*Provided data*.

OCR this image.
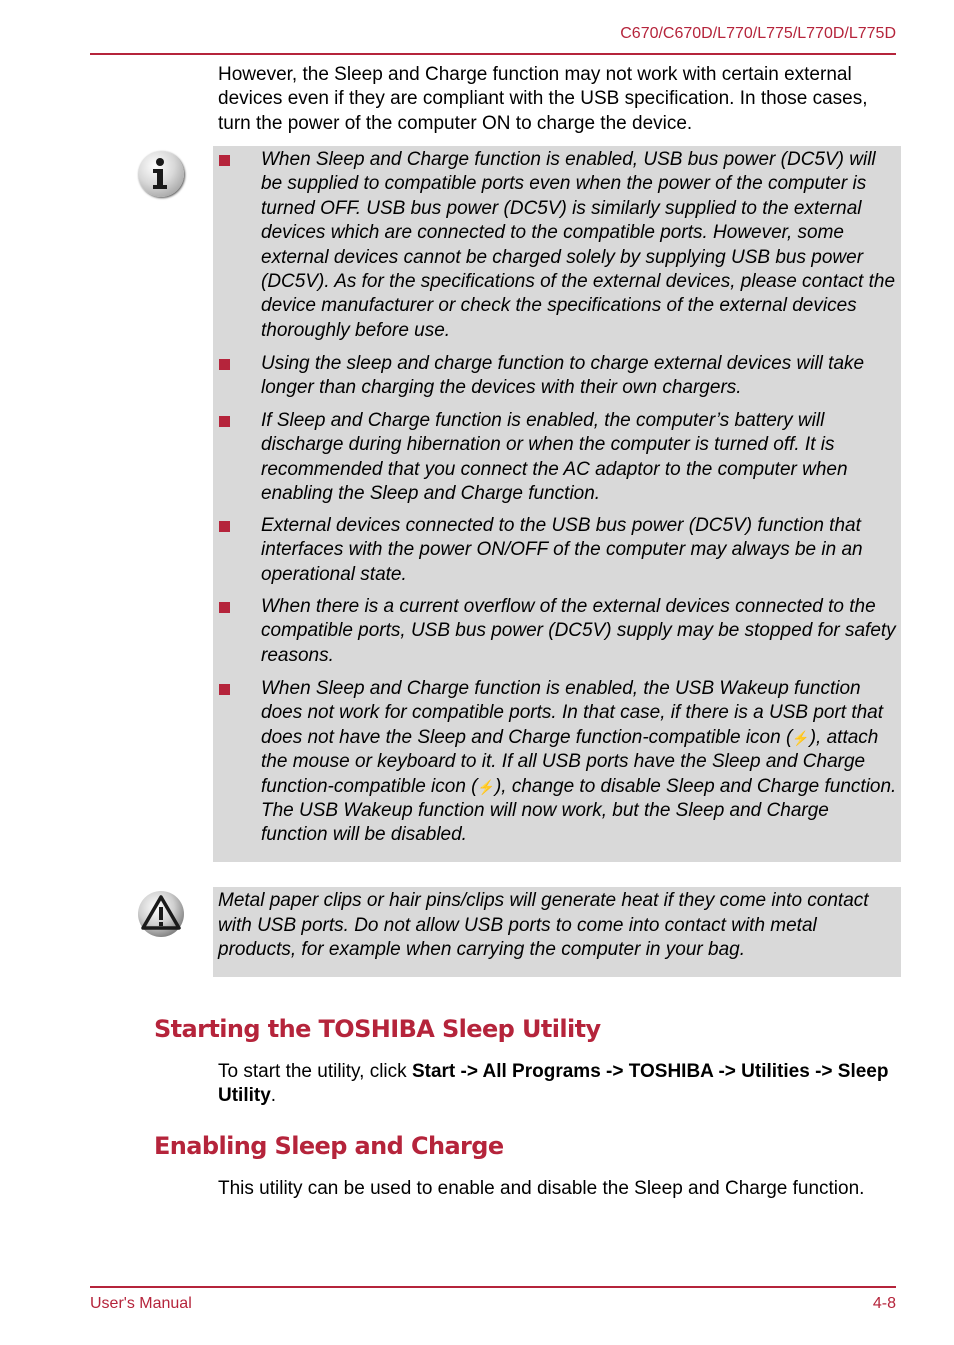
C670/C670D/L770/L775/L770D/L775D
However, the Sleep and Charge function may not work with certain external devices even if they are compliant with the USB specification. In those cases, turn the power of the computer ON to charge the device.
When Sleep and Charge function is enabled, USB bus power (DC5V) will be supplied to compatible ports even when the power of the computer is turned OFF. USB bus power (DC5V) is similarly supplied to the external devices which are connected to the compatible ports. However, some external devices cannot be charged solely by supplying USB bus power (DC5V). As for the specifications of the external devices, please contact the device manufacturer or check the specifications of the external devices thoroughly before use.
Using the sleep and charge function to charge external devices will take longer than charging the devices with their own chargers.
If Sleep and Charge function is enabled, the computer’s battery will discharge during hibernation or when the computer is turned off. It is recommended that you connect the AC adaptor to the computer when enabling the Sleep and Charge function.
External devices connected to the USB bus power (DC5V) function that interfaces with the power ON/OFF of the computer may always be in an operational state.
When there is a current overflow of the external devices connected to the compatible ports, USB bus power (DC5V) supply may be stopped for safety reasons.
When Sleep and Charge function is enabled, the USB Wakeup function does not work for compatible ports. In that case, if there is a USB port that does not have the Sleep and Charge function-compatible icon (⚡), attach the mouse or keyboard to it. If all USB ports have the Sleep and Charge function-compatible icon (⚡), change to disable Sleep and Charge function. The USB Wakeup function will now work, but the Sleep and Charge function will be disabled.
Metal paper clips or hair pins/clips will generate heat if they come into contact with USB ports. Do not allow USB ports to come into contact with metal products, for example when carrying the computer in your bag.
Starting the TOSHIBA Sleep Utility
To start the utility, click Start -> All Programs -> TOSHIBA -> Utilities -> Sleep Utility.
Enabling Sleep and Charge
This utility can be used to enable and disable the Sleep and Charge function.
User's Manual	4-8
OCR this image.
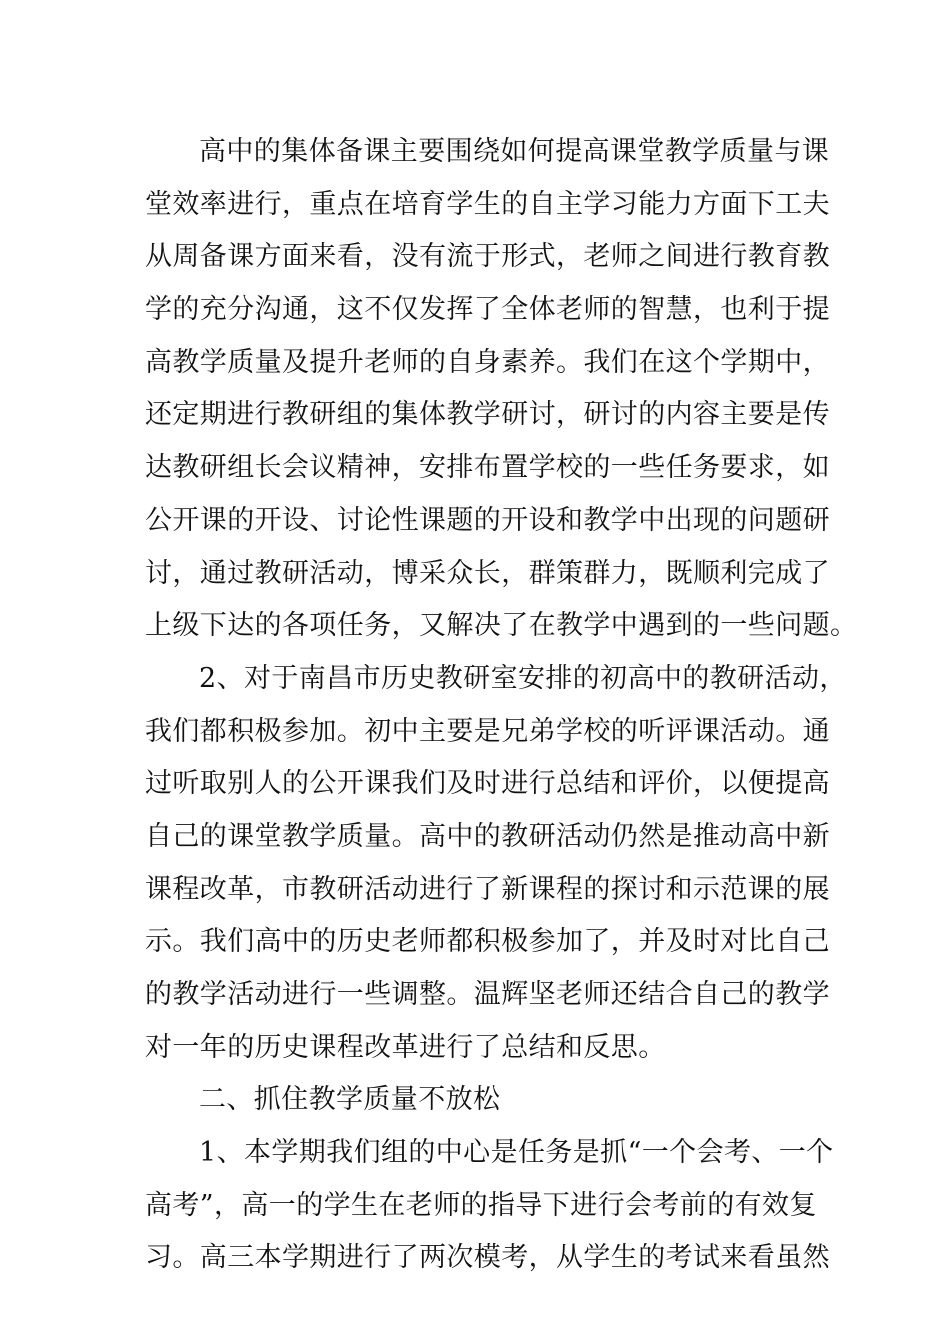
高中的集体备课主要围绕如何提高课堂教学质量与课
堂效率进行，重点在培育学生的自主学习能力方面下工夫
从周备课方面来看，没有流于形式，老师之间进行教育教
学的充分沟通，这不仅发挥了全体老师的智慧，也利于提
高教学质量及提升老师的自身素养。我们在这个学期中，
还定期进行教研组的集体教学研讨，研讨的内容主要是传
达教研组长会议精神，安排布置学校的一些任务要求，如
公开课的开设、讨论性课题的开设和教学中出现的问题研
讨，通过教研活动，博采众长，群策群力，既顺利完成了
上级下达的各项任务，又解决了在教学中遇到的一些问题。
2、对于南昌市历史教研室安排的初高中的教研活动，
我们都积极参加。初中主要是兄弟学校的听评课活动。通
过听取别人的公开课我们及时进行总结和评价，以便提高
自己的课堂教学质量。高中的教研活动仍然是推动高中新
课程改革，市教研活动进行了新课程的探讨和示范课的展
示。我们高中的历史老师都积极参加了，并及时对比自己
的教学活动进行一些调整。温辉坚老师还结合自己的教学
对一年的历史课程改革进行了总结和反思。
二、抓住教学质量不放松
1、本学期我们组的中心是任务是抓“一个会考、一个
高考”，高一的学生在老师的指导下进行会考前的有效复
习。高三本学期进行了两次模考，从学生的考试来看虽然
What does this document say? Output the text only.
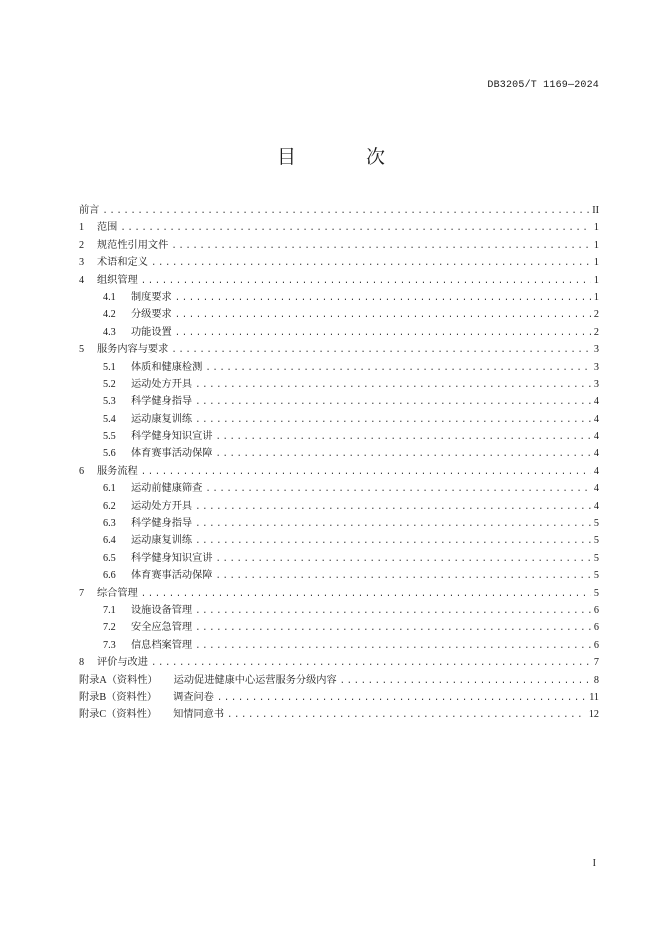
DB3205/T 1169—2024
目 次
前言 .....	II
1	范围 .....	1
2	规范性引用文件 .....	1
3	术语和定义 .....	1
4	组织管理 .....	1
4.1	制度要求 .....	1
4.2	分级要求 .....	2
4.3	功能设置 .....	2
5	服务内容与要求 .....	3
5.1	体质和健康检测 .....	3
5.2	运动处方开具 .....	3
5.3	科学健身指导 .....	4
5.4	运动康复训练 .....	4
5.5	科学健身知识宣讲 .....	4
5.6	体育赛事活动保障 .....	4
6	服务流程 .....	4
6.1	运动前健康筛查 .....	4
6.2	运动处方开具 .....	4
6.3	科学健身指导 .....	5
6.4	运动康复训练 .....	5
6.5	科学健身知识宣讲 .....	5
6.6	体育赛事活动保障 .....	5
7	综合管理 .....	5
7.1	设施设备管理 .....	6
7.2	安全应急管理 .....	6
7.3	信息档案管理 .....	6
8	评价与改进 .....	7
附录A（资料性）	运动促进健康中心运营服务分级内容 .....	8
附录B（资料性）	调查问卷 .....	11
附录C（资料性）	知情同意书 .....	12
I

*Task brief*. Collect each line containing the string "disable".

*Completed exercise*.
When Sleep and Charge function is enabled, the USB Wakeup function does not work for compatible ports. In that case, if there is a USB port that does not have the Sleep and Charge function-compatible icon (⚡), attach the mouse or keyboard to it. If all USB ports have the Sleep and Charge function-compatible icon (⚡), change to disable Sleep and Charge function. The USB Wakeup function will now work, but the Sleep and Charge function will be disabled.
This utility can be used to enable and disable the Sleep and Charge function.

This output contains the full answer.